[Input start]

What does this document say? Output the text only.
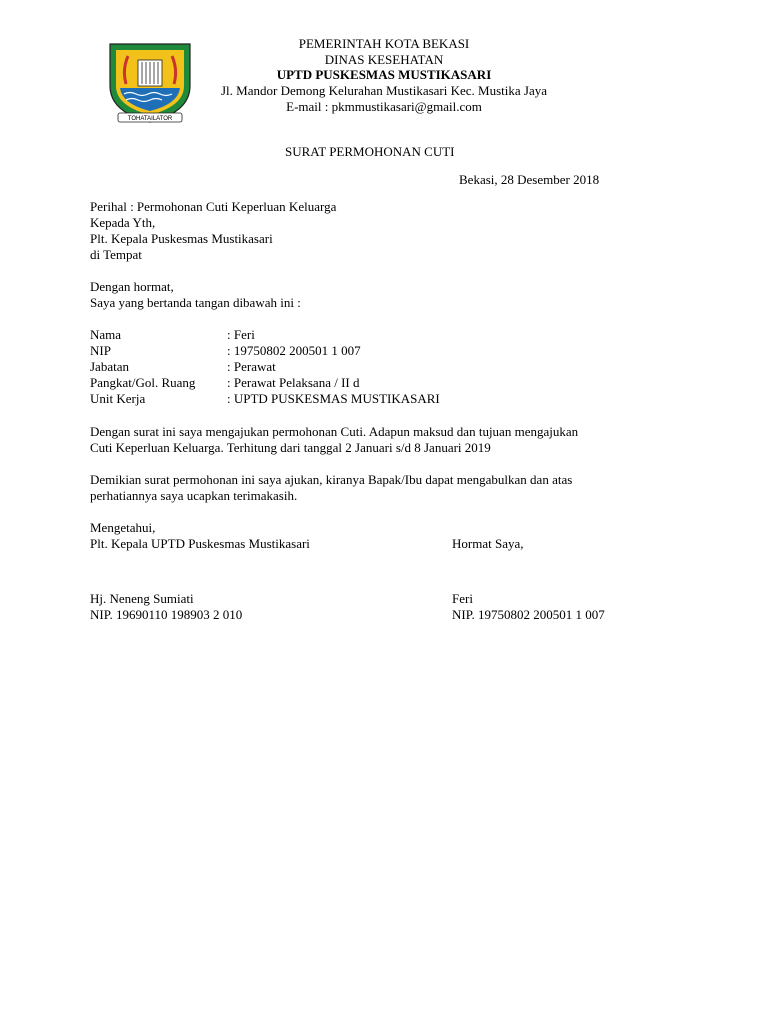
TOHATAILATOR
PEMERINTAH KOTA BEKASI
DINAS KESEHATAN
UPTD PUSKESMAS MUSTIKASARI
Jl. Mandor Demong Kelurahan Mustikasari Kec. Mustika Jaya
E-mail : pkmmustikasari@gmail.com
SURAT PERMOHONAN CUTI
Bekasi, 28 Desember 2018
Perihal : Permohonan Cuti Keperluan Keluarga
Kepada Yth,
Plt. Kepala Puskesmas Mustikasari
di Tempat
Dengan hormat,
Saya yang bertanda tangan dibawah ini :
Nama	: Feri
NIP	: 19750802 200501 1 007
Jabatan	: Perawat
Pangkat/Gol. Ruang : Perawat Pelaksana / II d
Unit Kerja	: UPTD PUSKESMAS MUSTIKASARI
Dengan surat ini saya mengajukan permohonan Cuti. Adapun maksud dan tujuan mengajukan
Cuti Keperluan Keluarga. Terhitung dari tanggal 2 Januari s/d 8 Januari 2019
Demikian surat permohonan ini saya ajukan, kiranya Bapak/Ibu dapat mengabulkan dan atas
perhatiannya saya ucapkan terimakasih.
Mengetahui,
Plt. Kepala UPTD Puskesmas Mustikasari	Hormat Saya,
Hj. Neneng Sumiati
NIP. 19690110 198903 2 010
Feri
NIP. 19750802 200501 1 007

[Input end]

Required work: Copy each line of the records containing the string "Dengan".

Reply to the exercise:
Dengan hormat,
Dengan surat ini saya mengajukan permohonan Cuti. Adapun maksud dan tujuan mengajukan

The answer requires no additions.